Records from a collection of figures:
--
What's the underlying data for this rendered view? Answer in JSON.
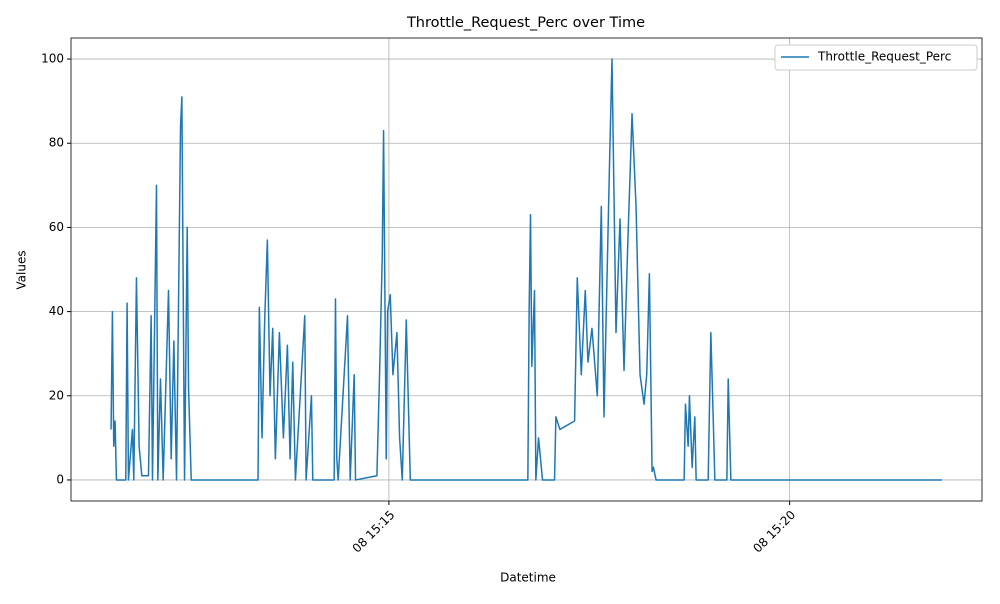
{
  "chart_data": {
    "type": "line",
    "title": "Throttle_Request_Perc over Time",
    "x_label": "Datetime",
    "y_label": "Values",
    "x": [
      "08 15:11:32",
      "08 15:11:33",
      "08 15:11:34",
      "08 15:11:35",
      "08 15:11:36",
      "08 15:11:43",
      "08 15:11:44",
      "08 15:11:45",
      "08 15:11:48",
      "08 15:11:49",
      "08 15:11:51",
      "08 15:11:53",
      "08 15:11:55",
      "08 15:12:00",
      "08 15:12:02",
      "08 15:12:03",
      "08 15:12:06",
      "08 15:12:07",
      "08 15:12:09",
      "08 15:12:11",
      "08 15:12:15",
      "08 15:12:17",
      "08 15:12:19",
      "08 15:12:21",
      "08 15:12:24",
      "08 15:12:25",
      "08 15:12:27",
      "08 15:12:29",
      "08 15:12:30",
      "08 15:12:32",
      "08 15:13:22",
      "08 15:13:23",
      "08 15:13:25",
      "08 15:13:27",
      "08 15:13:29",
      "08 15:13:31",
      "08 15:13:33",
      "08 15:13:35",
      "08 15:13:38",
      "08 15:13:41",
      "08 15:13:44",
      "08 15:13:46",
      "08 15:13:48",
      "08 15:13:50",
      "08 15:13:57",
      "08 15:13:58",
      "08 15:14:02",
      "08 15:14:03",
      "08 15:14:19",
      "08 15:14:20",
      "08 15:14:21",
      "08 15:14:22",
      "08 15:14:29",
      "08 15:14:31",
      "08 15:14:34",
      "08 15:14:35",
      "08 15:14:51",
      "08 15:14:53",
      "08 15:14:55",
      "08 15:14:56",
      "08 15:14:58",
      "08 15:14:59",
      "08 15:15:01",
      "08 15:15:03",
      "08 15:15:06",
      "08 15:15:08",
      "08 15:15:10",
      "08 15:15:13",
      "08 15:15:16",
      "08 15:16:44",
      "08 15:16:45",
      "08 15:16:46",
      "08 15:16:47",
      "08 15:16:49",
      "08 15:16:50",
      "08 15:16:52",
      "08 15:16:55",
      "08 15:17:04",
      "08 15:17:05",
      "08 15:17:08",
      "08 15:17:19",
      "08 15:17:21",
      "08 15:17:24",
      "08 15:17:27",
      "08 15:17:29",
      "08 15:17:32",
      "08 15:17:36",
      "08 15:17:39",
      "08 15:17:41",
      "08 15:17:45",
      "08 15:17:47",
      "08 15:17:50",
      "08 15:17:53",
      "08 15:17:56",
      "08 15:17:59",
      "08 15:18:01",
      "08 15:18:02",
      "08 15:18:05",
      "08 15:18:08",
      "08 15:18:11",
      "08 15:18:13",
      "08 15:18:15",
      "08 15:18:17",
      "08 15:18:18",
      "08 15:18:20",
      "08 15:18:41",
      "08 15:18:42",
      "08 15:18:44",
      "08 15:18:45",
      "08 15:18:47",
      "08 15:18:49",
      "08 15:18:50",
      "08 15:18:59",
      "08 15:19:01",
      "08 15:19:03",
      "08 15:19:04",
      "08 15:19:13",
      "08 15:19:14",
      "08 15:19:16",
      "08 15:21:54"
    ],
    "series": [
      {
        "name": "Throttle_Request_Perc",
        "color": "#1f77b4",
        "values": [
          12,
          40,
          8,
          14,
          0,
          0,
          42,
          0,
          12,
          0,
          48,
          8,
          1,
          1,
          39,
          0,
          70,
          0,
          24,
          0,
          45,
          5,
          33,
          0,
          84,
          91,
          0,
          60,
          22,
          0,
          0,
          41,
          10,
          38,
          57,
          20,
          36,
          5,
          35,
          10,
          32,
          5,
          28,
          0,
          39,
          0,
          20,
          0,
          0,
          43,
          5,
          0,
          39,
          0,
          25,
          0,
          1,
          25,
          53,
          83,
          5,
          40,
          44,
          25,
          35,
          10,
          0,
          38,
          0,
          0,
          41,
          63,
          27,
          45,
          0,
          10,
          0,
          0,
          15,
          12,
          14,
          48,
          25,
          45,
          28,
          36,
          20,
          65,
          15,
          73,
          100,
          35,
          62,
          26,
          58,
          77,
          87,
          65,
          25,
          18,
          25,
          49,
          2,
          3,
          0,
          0,
          18,
          8,
          20,
          3,
          15,
          0,
          0,
          35,
          12,
          0,
          0,
          24,
          0,
          0
        ]
      }
    ],
    "xlim": [
      "08 15:11:02",
      "08 15:22:24"
    ],
    "xticks": [
      "08 15:15",
      "08 15:20"
    ],
    "ylim": [
      -5,
      105
    ],
    "yticks": [
      0,
      20,
      40,
      60,
      80,
      100
    ],
    "grid": true,
    "legend": "upper right"
  }
}
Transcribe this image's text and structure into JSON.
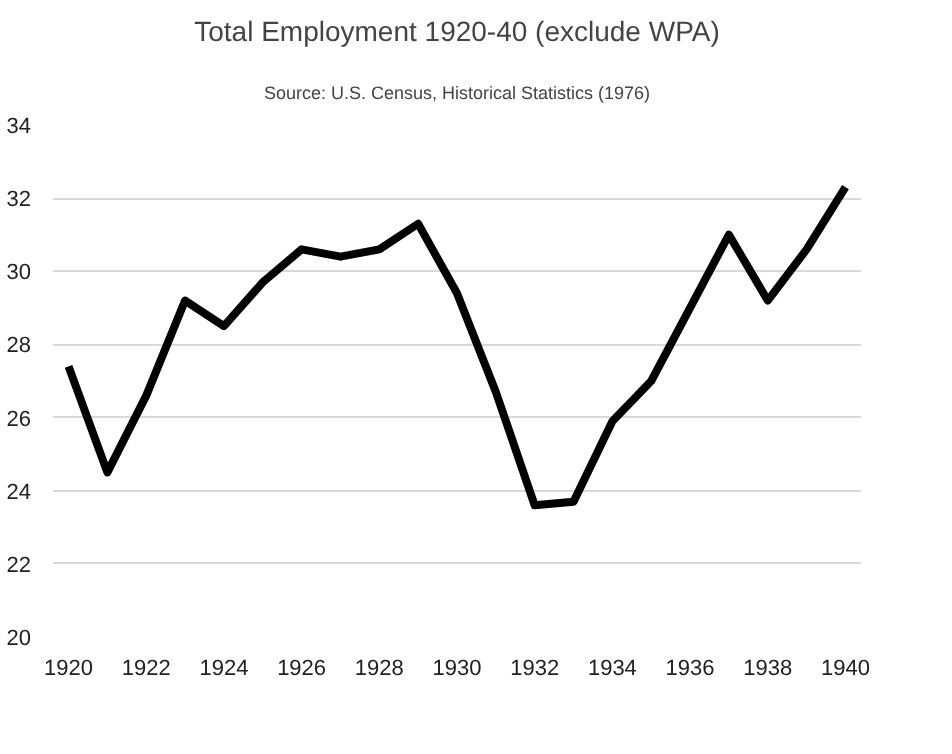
{
  "chart_data": {
    "type": "line",
    "title": "Total Employment 1920-40 (exclude WPA)",
    "subtitle": "Source: U.S. Census, Historical Statistics (1976)",
    "x": [
      1920,
      1921,
      1922,
      1923,
      1924,
      1925,
      1926,
      1927,
      1928,
      1929,
      1930,
      1931,
      1932,
      1933,
      1934,
      1935,
      1936,
      1937,
      1938,
      1939,
      1940
    ],
    "series": [
      {
        "color": "#000000",
        "values": [
          27.4,
          24.5,
          26.6,
          29.2,
          28.5,
          29.7,
          30.6,
          30.4,
          30.6,
          31.3,
          29.4,
          26.7,
          23.6,
          23.7,
          25.9,
          27.0,
          29.0,
          31.0,
          29.2,
          30.6,
          32.3
        ]
      }
    ],
    "xlim": [
      1919.6,
      1940.4
    ],
    "xticks": [
      1920,
      1922,
      1924,
      1926,
      1928,
      1930,
      1932,
      1934,
      1936,
      1938,
      1940
    ],
    "ylim": [
      20,
      34
    ],
    "yticks": [
      20,
      22,
      24,
      26,
      28,
      30,
      32,
      34
    ],
    "grid": "y",
    "marker": "none",
    "line_style": "solid"
  }
}
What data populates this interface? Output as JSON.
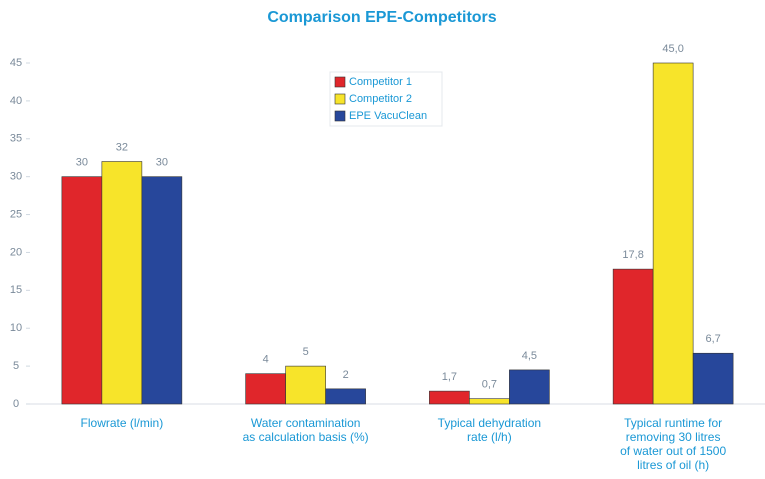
{
  "chart_data": {
    "type": "bar",
    "title": "Comparison EPE-Competitors",
    "categories": [
      [
        "Flowrate (l/min)"
      ],
      [
        "Water contamination",
        "as calculation basis (%)"
      ],
      [
        "Typical dehydration",
        "rate (l/h)"
      ],
      [
        "Typical runtime for",
        "removing 30 litres",
        "of water out of 1500",
        "litres of oil (h)"
      ]
    ],
    "series": [
      {
        "name": "Competitor 1",
        "color": "#e0262b",
        "values": [
          30,
          4,
          1.7,
          17.8
        ],
        "value_labels": [
          "30",
          "4",
          "1,7",
          "17,8"
        ]
      },
      {
        "name": "Competitor 2",
        "color": "#f7e42a",
        "values": [
          32,
          5,
          0.7,
          45.0
        ],
        "value_labels": [
          "32",
          "5",
          "0,7",
          "45,0"
        ]
      },
      {
        "name": "EPE VacuClean",
        "color": "#27479b",
        "values": [
          30,
          2,
          4.5,
          6.7
        ],
        "value_labels": [
          "30",
          "2",
          "4,5",
          "6,7"
        ]
      }
    ],
    "ylim": [
      0,
      45
    ],
    "yticks": [
      0,
      5,
      10,
      15,
      20,
      25,
      30,
      35,
      40,
      45
    ],
    "legend": "top-center"
  }
}
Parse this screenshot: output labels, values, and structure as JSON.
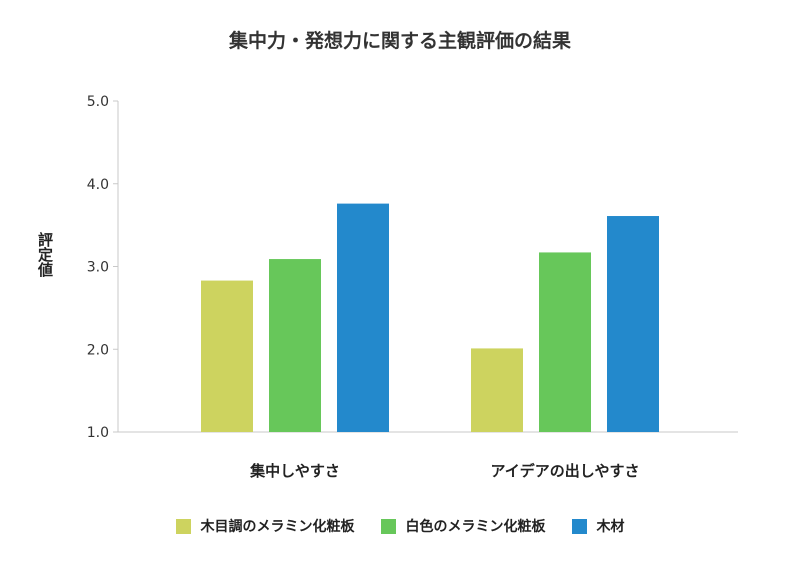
{
  "chart_data": {
    "type": "bar",
    "title": "集中力・発想力に関する主観評価の結果",
    "xlabel": "",
    "ylabel": "評定値",
    "ylim": [
      1.0,
      5.0
    ],
    "yticks": [
      "1.0",
      "2.0",
      "3.0",
      "4.0",
      "5.0"
    ],
    "categories": [
      "集中しやすさ",
      "アイデアの出しやすさ"
    ],
    "series": [
      {
        "name": "木目調のメラミン化粧板",
        "color": "#cdd35f",
        "values": [
          2.83,
          2.01
        ]
      },
      {
        "name": "白色のメラミン化粧板",
        "color": "#67c75a",
        "values": [
          3.09,
          3.17
        ]
      },
      {
        "name": "木材",
        "color": "#2389cc",
        "values": [
          3.76,
          3.61
        ]
      }
    ],
    "grid": false,
    "legend": "bottom"
  }
}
--
● PROBLEM TO SOLVE
Say how many lines in the entries contain the string "color", and leave out everything else.

● TASK ANSWER
8